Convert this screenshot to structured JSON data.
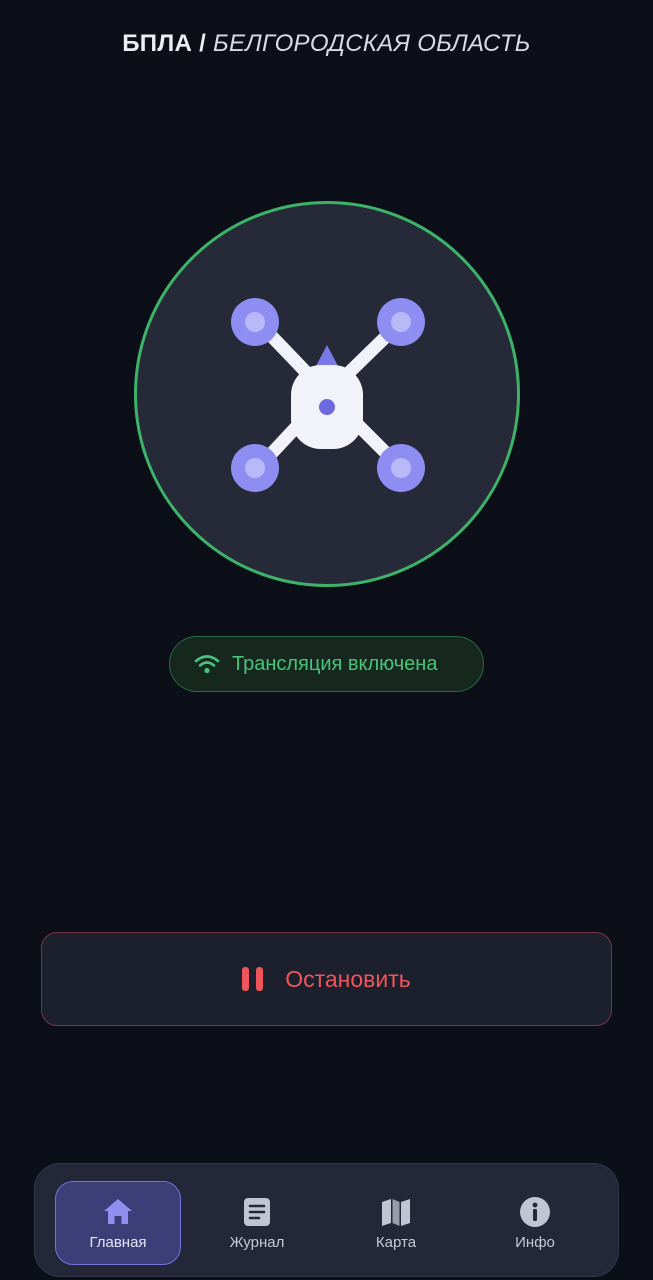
{
  "header": {
    "title_main": "БПЛА /",
    "title_region": " БЕЛГОРОДСКАЯ ОБЛАСТЬ"
  },
  "drone": {
    "icon": "quadcopter-drone-icon",
    "ring_color": "#3db36a"
  },
  "status": {
    "icon": "wifi-icon",
    "text": "Трансляция включена",
    "color": "#47c47a"
  },
  "stop_button": {
    "icon": "pause-icon",
    "label": "Остановить",
    "color": "#f0555b"
  },
  "nav": {
    "items": [
      {
        "label": "Главная",
        "icon": "home-icon",
        "active": true
      },
      {
        "label": "Журнал",
        "icon": "journal-icon",
        "active": false
      },
      {
        "label": "Карта",
        "icon": "map-icon",
        "active": false
      },
      {
        "label": "Инфо",
        "icon": "info-icon",
        "active": false
      }
    ]
  },
  "colors": {
    "background": "#0d0f18",
    "accent": "#6f73d8"
  }
}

◆ **Problem statement**:
Give back the whole listing as it stands, minus its pictures.

◆ **Result for this task**:
Convert this screenshot to structured JSON data.
{
  "header": {
    "title_main": "БПЛА /",
    "title_region": " БЕЛГОРОДСКАЯ ОБЛАСТЬ"
  },
  "drone": {
    "icon": "quadcopter-drone-icon",
    "ring_color": "#3db36a"
  },
  "status": {
    "icon": "wifi-icon",
    "text": "Трансляция включена",
    "color": "#47c47a"
  },
  "stop_button": {
    "icon": "pause-icon",
    "label": "Остановить",
    "color": "#f0555b"
  },
  "nav": {
    "items": [
      {
        "label": "Главная",
        "icon": "home-icon",
        "active": true
      },
      {
        "label": "Журнал",
        "icon": "journal-icon",
        "active": false
      },
      {
        "label": "Карта",
        "icon": "map-icon",
        "active": false
      },
      {
        "label": "Инфо",
        "icon": "info-icon",
        "active": false
      }
    ]
  },
  "colors": {
    "background": "#0d0f18",
    "accent": "#6f73d8"
  }
}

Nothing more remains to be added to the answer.